> _REQUIRED WORK_
Output the entries verbatim, including every line.
◇ ◇ ◇
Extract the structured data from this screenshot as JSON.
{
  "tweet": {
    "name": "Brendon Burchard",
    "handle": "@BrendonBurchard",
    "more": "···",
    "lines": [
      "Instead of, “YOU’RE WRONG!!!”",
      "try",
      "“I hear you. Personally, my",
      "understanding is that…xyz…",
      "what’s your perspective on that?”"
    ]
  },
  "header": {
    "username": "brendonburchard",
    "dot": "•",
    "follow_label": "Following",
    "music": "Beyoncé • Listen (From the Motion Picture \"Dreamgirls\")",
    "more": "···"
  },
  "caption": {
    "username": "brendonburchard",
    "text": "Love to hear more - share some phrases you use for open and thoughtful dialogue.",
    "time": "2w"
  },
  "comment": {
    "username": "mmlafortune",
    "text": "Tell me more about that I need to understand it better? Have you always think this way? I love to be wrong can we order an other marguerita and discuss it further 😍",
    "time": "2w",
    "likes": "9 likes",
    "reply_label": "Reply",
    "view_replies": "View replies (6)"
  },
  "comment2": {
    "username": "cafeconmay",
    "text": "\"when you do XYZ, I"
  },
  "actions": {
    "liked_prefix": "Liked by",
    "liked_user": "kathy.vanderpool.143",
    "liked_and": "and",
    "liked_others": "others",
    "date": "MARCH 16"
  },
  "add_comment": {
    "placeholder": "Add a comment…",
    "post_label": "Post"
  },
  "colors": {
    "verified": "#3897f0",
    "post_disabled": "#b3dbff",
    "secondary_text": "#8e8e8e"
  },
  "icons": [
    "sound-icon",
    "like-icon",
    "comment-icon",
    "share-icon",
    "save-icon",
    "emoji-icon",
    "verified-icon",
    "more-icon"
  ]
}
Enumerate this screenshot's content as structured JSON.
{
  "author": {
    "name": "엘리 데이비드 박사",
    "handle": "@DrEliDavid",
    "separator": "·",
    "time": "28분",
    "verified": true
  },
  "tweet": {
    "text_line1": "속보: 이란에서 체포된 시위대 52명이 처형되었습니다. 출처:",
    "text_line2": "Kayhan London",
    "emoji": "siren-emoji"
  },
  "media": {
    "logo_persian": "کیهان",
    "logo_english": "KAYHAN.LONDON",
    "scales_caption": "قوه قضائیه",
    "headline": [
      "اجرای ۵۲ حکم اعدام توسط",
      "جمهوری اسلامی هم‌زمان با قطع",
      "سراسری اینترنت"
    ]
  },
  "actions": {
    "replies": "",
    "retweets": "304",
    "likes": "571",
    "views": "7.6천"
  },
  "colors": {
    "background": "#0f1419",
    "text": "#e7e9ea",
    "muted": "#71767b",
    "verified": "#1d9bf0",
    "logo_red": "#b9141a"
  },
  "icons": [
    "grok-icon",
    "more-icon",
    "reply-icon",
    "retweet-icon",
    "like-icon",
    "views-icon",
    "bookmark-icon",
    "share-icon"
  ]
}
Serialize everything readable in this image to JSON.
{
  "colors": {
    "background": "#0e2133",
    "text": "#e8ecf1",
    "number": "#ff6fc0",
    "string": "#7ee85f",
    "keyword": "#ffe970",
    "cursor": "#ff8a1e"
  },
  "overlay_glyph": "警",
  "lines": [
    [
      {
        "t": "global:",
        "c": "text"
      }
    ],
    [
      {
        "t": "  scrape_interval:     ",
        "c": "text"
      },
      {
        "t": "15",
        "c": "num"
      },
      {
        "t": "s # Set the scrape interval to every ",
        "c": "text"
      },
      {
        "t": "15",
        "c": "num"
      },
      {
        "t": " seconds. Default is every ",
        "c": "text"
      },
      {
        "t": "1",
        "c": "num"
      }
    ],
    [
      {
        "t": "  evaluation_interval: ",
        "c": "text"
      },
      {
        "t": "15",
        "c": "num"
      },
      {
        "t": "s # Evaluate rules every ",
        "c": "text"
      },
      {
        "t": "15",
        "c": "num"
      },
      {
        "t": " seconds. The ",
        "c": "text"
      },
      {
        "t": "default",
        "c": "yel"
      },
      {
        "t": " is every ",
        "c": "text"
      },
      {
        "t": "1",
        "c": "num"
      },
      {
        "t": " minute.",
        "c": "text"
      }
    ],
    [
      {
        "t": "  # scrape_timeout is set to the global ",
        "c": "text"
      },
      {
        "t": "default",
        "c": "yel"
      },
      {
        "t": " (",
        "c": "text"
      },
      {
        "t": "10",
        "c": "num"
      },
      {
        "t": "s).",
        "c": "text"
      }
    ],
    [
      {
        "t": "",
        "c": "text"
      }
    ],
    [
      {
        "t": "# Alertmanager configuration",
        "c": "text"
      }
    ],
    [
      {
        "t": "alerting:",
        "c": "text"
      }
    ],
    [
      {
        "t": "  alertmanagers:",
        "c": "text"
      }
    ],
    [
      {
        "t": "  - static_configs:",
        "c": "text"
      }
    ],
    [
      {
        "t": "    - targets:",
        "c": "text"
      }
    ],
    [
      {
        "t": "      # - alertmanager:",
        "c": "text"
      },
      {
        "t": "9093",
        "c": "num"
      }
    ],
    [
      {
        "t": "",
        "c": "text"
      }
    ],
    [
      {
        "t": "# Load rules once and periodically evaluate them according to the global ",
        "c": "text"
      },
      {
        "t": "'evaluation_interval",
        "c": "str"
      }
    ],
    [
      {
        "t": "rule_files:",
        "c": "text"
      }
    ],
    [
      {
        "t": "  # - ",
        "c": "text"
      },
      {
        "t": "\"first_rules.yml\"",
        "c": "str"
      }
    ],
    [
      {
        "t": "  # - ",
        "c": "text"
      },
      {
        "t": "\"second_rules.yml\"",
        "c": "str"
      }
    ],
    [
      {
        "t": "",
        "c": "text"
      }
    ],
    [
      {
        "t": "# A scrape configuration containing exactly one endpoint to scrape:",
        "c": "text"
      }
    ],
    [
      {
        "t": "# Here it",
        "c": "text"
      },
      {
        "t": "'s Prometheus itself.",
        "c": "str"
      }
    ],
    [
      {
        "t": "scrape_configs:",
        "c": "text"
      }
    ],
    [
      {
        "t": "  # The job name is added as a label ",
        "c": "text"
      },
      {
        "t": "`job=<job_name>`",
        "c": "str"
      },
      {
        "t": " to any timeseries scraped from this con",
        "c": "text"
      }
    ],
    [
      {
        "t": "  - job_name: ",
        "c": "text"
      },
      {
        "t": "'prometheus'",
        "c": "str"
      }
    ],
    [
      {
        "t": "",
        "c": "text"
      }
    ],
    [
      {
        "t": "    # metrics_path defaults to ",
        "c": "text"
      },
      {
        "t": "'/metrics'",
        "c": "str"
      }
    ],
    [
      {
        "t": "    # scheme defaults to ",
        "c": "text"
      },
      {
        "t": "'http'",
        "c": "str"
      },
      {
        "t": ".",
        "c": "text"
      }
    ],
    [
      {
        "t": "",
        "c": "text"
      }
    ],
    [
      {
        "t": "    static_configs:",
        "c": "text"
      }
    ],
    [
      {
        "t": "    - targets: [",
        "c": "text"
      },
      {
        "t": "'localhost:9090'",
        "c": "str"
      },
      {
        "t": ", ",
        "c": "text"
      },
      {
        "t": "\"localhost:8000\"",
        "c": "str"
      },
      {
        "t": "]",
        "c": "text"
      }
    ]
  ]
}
◇ ◇ ◇
> _EXERCISE RESULT_
Extract the structured data from this screenshot as JSON.
{
  "tweet": {
    "name": "Brendon Burchard",
    "handle": "@BrendonBurchard",
    "more": "···",
    "lines": [
      "Instead of, “YOU’RE WRONG!!!”",
      "try",
      "“I hear you. Personally, my",
      "understanding is that…xyz…",
      "what’s your perspective on that?”"
    ]
  },
  "header": {
    "username": "brendonburchard",
    "dot": "•",
    "follow_label": "Following",
    "music": "Beyoncé • Listen (From the Motion Picture \"Dreamgirls\")",
    "more": "···"
  },
  "caption": {
    "username": "brendonburchard",
    "text": "Love to hear more - share some phrases you use for open and thoughtful dialogue.",
    "time": "2w"
  },
  "comment": {
    "username": "mmlafortune",
    "text": "Tell me more about that I need to understand it better? Have you always think this way? I love to be wrong can we order an other marguerita and discuss it further 😍",
    "time": "2w",
    "likes": "9 likes",
    "reply_label": "Reply",
    "view_replies": "View replies (6)"
  },
  "comment2": {
    "username": "cafeconmay",
    "text": "\"when you do XYZ, I"
  },
  "actions": {
    "liked_prefix": "Liked by",
    "liked_user": "kathy.vanderpool.143",
    "liked_and": "and",
    "liked_others": "others",
    "date": "MARCH 16"
  },
  "add_comment": {
    "placeholder": "Add a comment…",
    "post_label": "Post"
  },
  "colors": {
    "verified": "#3897f0",
    "post_disabled": "#b3dbff",
    "secondary_text": "#8e8e8e"
  },
  "icons": [
    "sound-icon",
    "like-icon",
    "comment-icon",
    "share-icon",
    "save-icon",
    "emoji-icon",
    "verified-icon",
    "more-icon"
  ]
}
Enumerate this screenshot's content as structured JSON.
{
  "author": {
    "name": "엘리 데이비드 박사",
    "handle": "@DrEliDavid",
    "separator": "·",
    "time": "28분",
    "verified": true
  },
  "tweet": {
    "text_line1": "속보: 이란에서 체포된 시위대 52명이 처형되었습니다. 출처:",
    "text_line2": "Kayhan London",
    "emoji": "siren-emoji"
  },
  "media": {
    "logo_persian": "کیهان",
    "logo_english": "KAYHAN.LONDON",
    "scales_caption": "قوه قضائیه",
    "headline": [
      "اجرای ۵۲ حکم اعدام توسط",
      "جمهوری اسلامی هم‌زمان با قطع",
      "سراسری اینترنت"
    ]
  },
  "actions": {
    "replies": "",
    "retweets": "304",
    "likes": "571",
    "views": "7.6천"
  },
  "colors": {
    "background": "#0f1419",
    "text": "#e7e9ea",
    "muted": "#71767b",
    "verified": "#1d9bf0",
    "logo_red": "#b9141a"
  },
  "icons": [
    "grok-icon",
    "more-icon",
    "reply-icon",
    "retweet-icon",
    "like-icon",
    "views-icon",
    "bookmark-icon",
    "share-icon"
  ]
}
Serialize everything readable in this image to JSON.
{
  "colors": {
    "background": "#0e2133",
    "text": "#e8ecf1",
    "number": "#ff6fc0",
    "string": "#7ee85f",
    "keyword": "#ffe970",
    "cursor": "#ff8a1e"
  },
  "overlay_glyph": "警",
  "lines": [
    [
      {
        "t": "global:",
        "c": "text"
      }
    ],
    [
      {
        "t": "  scrape_interval:     ",
        "c": "text"
      },
      {
        "t": "15",
        "c": "num"
      },
      {
        "t": "s # Set the scrape interval to every ",
        "c": "text"
      },
      {
        "t": "15",
        "c": "num"
      },
      {
        "t": " seconds. Default is every ",
        "c": "text"
      },
      {
        "t": "1",
        "c": "num"
      }
    ],
    [
      {
        "t": "  evaluation_interval: ",
        "c": "text"
      },
      {
        "t": "15",
        "c": "num"
      },
      {
        "t": "s # Evaluate rules every ",
        "c": "text"
      },
      {
        "t": "15",
        "c": "num"
      },
      {
        "t": " seconds. The ",
        "c": "text"
      },
      {
        "t": "default",
        "c": "yel"
      },
      {
        "t": " is every ",
        "c": "text"
      },
      {
        "t": "1",
        "c": "num"
      },
      {
        "t": " minute.",
        "c": "text"
      }
    ],
    [
      {
        "t": "  # scrape_timeout is set to the global ",
        "c": "text"
      },
      {
        "t": "default",
        "c": "yel"
      },
      {
        "t": " (",
        "c": "text"
      },
      {
        "t": "10",
        "c": "num"
      },
      {
        "t": "s).",
        "c": "text"
      }
    ],
    [
      {
        "t": "",
        "c": "text"
      }
    ],
    [
      {
        "t": "# Alertmanager configuration",
        "c": "text"
      }
    ],
    [
      {
        "t": "alerting:",
        "c": "text"
      }
    ],
    [
      {
        "t": "  alertmanagers:",
        "c": "text"
      }
    ],
    [
      {
        "t": "  - static_configs:",
        "c": "text"
      }
    ],
    [
      {
        "t": "    - targets:",
        "c": "text"
      }
    ],
    [
      {
        "t": "      # - alertmanager:",
        "c": "text"
      },
      {
        "t": "9093",
        "c": "num"
      }
    ],
    [
      {
        "t": "",
        "c": "text"
      }
    ],
    [
      {
        "t": "# Load rules once and periodically evaluate them according to the global ",
        "c": "text"
      },
      {
        "t": "'evaluation_interval",
        "c": "str"
      }
    ],
    [
      {
        "t": "rule_files:",
        "c": "text"
      }
    ],
    [
      {
        "t": "  # - ",
        "c": "text"
      },
      {
        "t": "\"first_rules.yml\"",
        "c": "str"
      }
    ],
    [
      {
        "t": "  # - ",
        "c": "text"
      },
      {
        "t": "\"second_rules.yml\"",
        "c": "str"
      }
    ],
    [
      {
        "t": "",
        "c": "text"
      }
    ],
    [
      {
        "t": "# A scrape configuration containing exactly one endpoint to scrape:",
        "c": "text"
      }
    ],
    [
      {
        "t": "# Here it",
        "c": "text"
      },
      {
        "t": "'s Prometheus itself.",
        "c": "str"
      }
    ],
    [
      {
        "t": "scrape_configs:",
        "c": "text"
      }
    ],
    [
      {
        "t": "  # The job name is added as a label ",
        "c": "text"
      },
      {
        "t": "`job=<job_name>`",
        "c": "str"
      },
      {
        "t": " to any timeseries scraped from this con",
        "c": "text"
      }
    ],
    [
      {
        "t": "  - job_name: ",
        "c": "text"
      },
      {
        "t": "'prometheus'",
        "c": "str"
      }
    ],
    [
      {
        "t": "",
        "c": "text"
      }
    ],
    [
      {
        "t": "    # metrics_path defaults to ",
        "c": "text"
      },
      {
        "t": "'/metrics'",
        "c": "str"
      }
    ],
    [
      {
        "t": "    # scheme defaults to ",
        "c": "text"
      },
      {
        "t": "'http'",
        "c": "str"
      },
      {
        "t": ".",
        "c": "text"
      }
    ],
    [
      {
        "t": "",
        "c": "text"
      }
    ],
    [
      {
        "t": "    static_configs:",
        "c": "text"
      }
    ],
    [
      {
        "t": "    - targets: [",
        "c": "text"
      },
      {
        "t": "'localhost:9090'",
        "c": "str"
      },
      {
        "t": ", ",
        "c": "text"
      },
      {
        "t": "\"localhost:8000\"",
        "c": "str"
      },
      {
        "t": "]",
        "c": "text"
      }
    ]
  ]
}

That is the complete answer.